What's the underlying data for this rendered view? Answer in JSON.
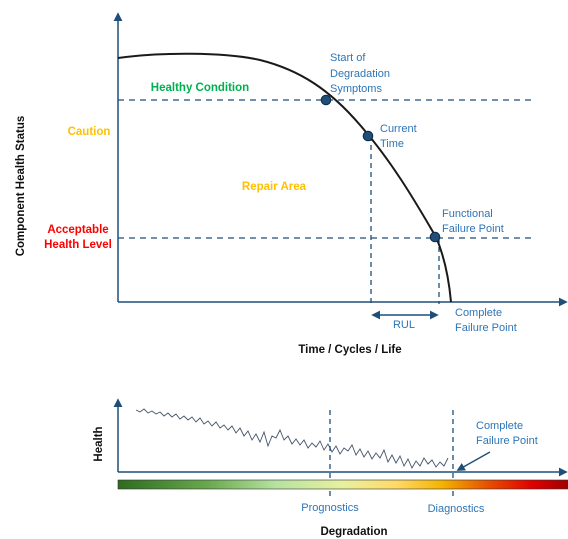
{
  "top_chart": {
    "y_axis_label": "Component Health Status",
    "x_axis_label": "Time / Cycles / Life",
    "levels": {
      "healthy": "Healthy Condition",
      "caution": "Caution",
      "repair": "Repair Area",
      "acceptable_line1": "Acceptable",
      "acceptable_line2": "Health Level"
    },
    "points": {
      "start_line1": "Start of",
      "start_line2": "Degradation",
      "start_line3": "Symptoms",
      "current_line1": "Current",
      "current_line2": "Time",
      "functional_line1": "Functional",
      "functional_line2": "Failure Point",
      "complete_line1": "Complete",
      "complete_line2": "Failure Point"
    },
    "rul_label": "RUL"
  },
  "bottom_chart": {
    "y_axis_label": "Health",
    "x_axis_label": "Degradation",
    "prognostics": "Prognostics",
    "diagnostics": "Diagnostics",
    "complete_line1": "Complete",
    "complete_line2": "Failure Point"
  },
  "colors": {
    "axis": "#1f4e79",
    "curve": "#1a1a1a",
    "dashed": "#1f4e79",
    "point_fill": "#1f4e79",
    "label_blue": "#2e75b6",
    "healthy_green": "#00b050",
    "caution_yellow": "#ffc000",
    "acceptable_red": "#ff0000",
    "signal": "#44546a"
  }
}
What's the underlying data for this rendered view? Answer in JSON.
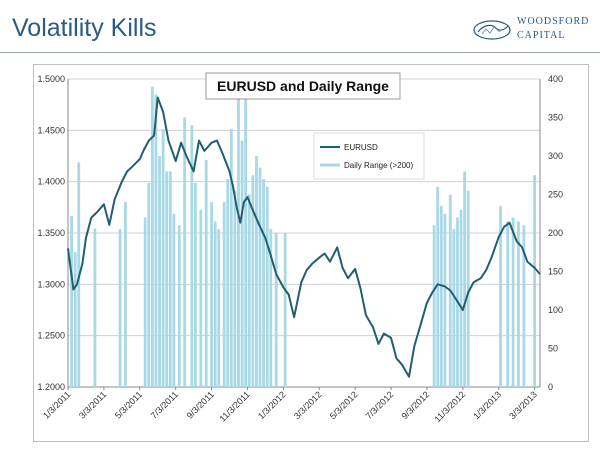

------------------------------------

_BRIEF_
Transcribe every record above exactly as written, leaving out any pictures.

_WRITTEN ANSWER_
What's the underlying data for this rendered view? Answer in JSON.
{
  "top_chart": {
    "y_axis_label": "Component Health Status",
    "x_axis_label": "Time / Cycles / Life",
    "levels": {
      "healthy": "Healthy Condition",
      "caution": "Caution",
      "repair": "Repair Area",
      "acceptable_line1": "Acceptable",
      "acceptable_line2": "Health Level"
    },
    "points": {
      "start_line1": "Start of",
      "start_line2": "Degradation",
      "start_line3": "Symptoms",
      "current_line1": "Current",
      "current_line2": "Time",
      "functional_line1": "Functional",
      "functional_line2": "Failure Point",
      "complete_line1": "Complete",
      "complete_line2": "Failure Point"
    },
    "rul_label": "RUL"
  },
  "bottom_chart": {
    "y_axis_label": "Health",
    "x_axis_label": "Degradation",
    "prognostics": "Prognostics",
    "diagnostics": "Diagnostics",
    "complete_line1": "Complete",
    "complete_line2": "Failure Point"
  },
  "colors": {
    "axis": "#1f4e79",
    "curve": "#1a1a1a",
    "dashed": "#1f4e79",
    "point_fill": "#1f4e79",
    "label_blue": "#2e75b6",
    "healthy_green": "#00b050",
    "caution_yellow": "#ffc000",
    "acceptable_red": "#ff0000",
    "signal": "#44546a"
  }
}
What's the underlying data for this rendered view? Answer in JSON.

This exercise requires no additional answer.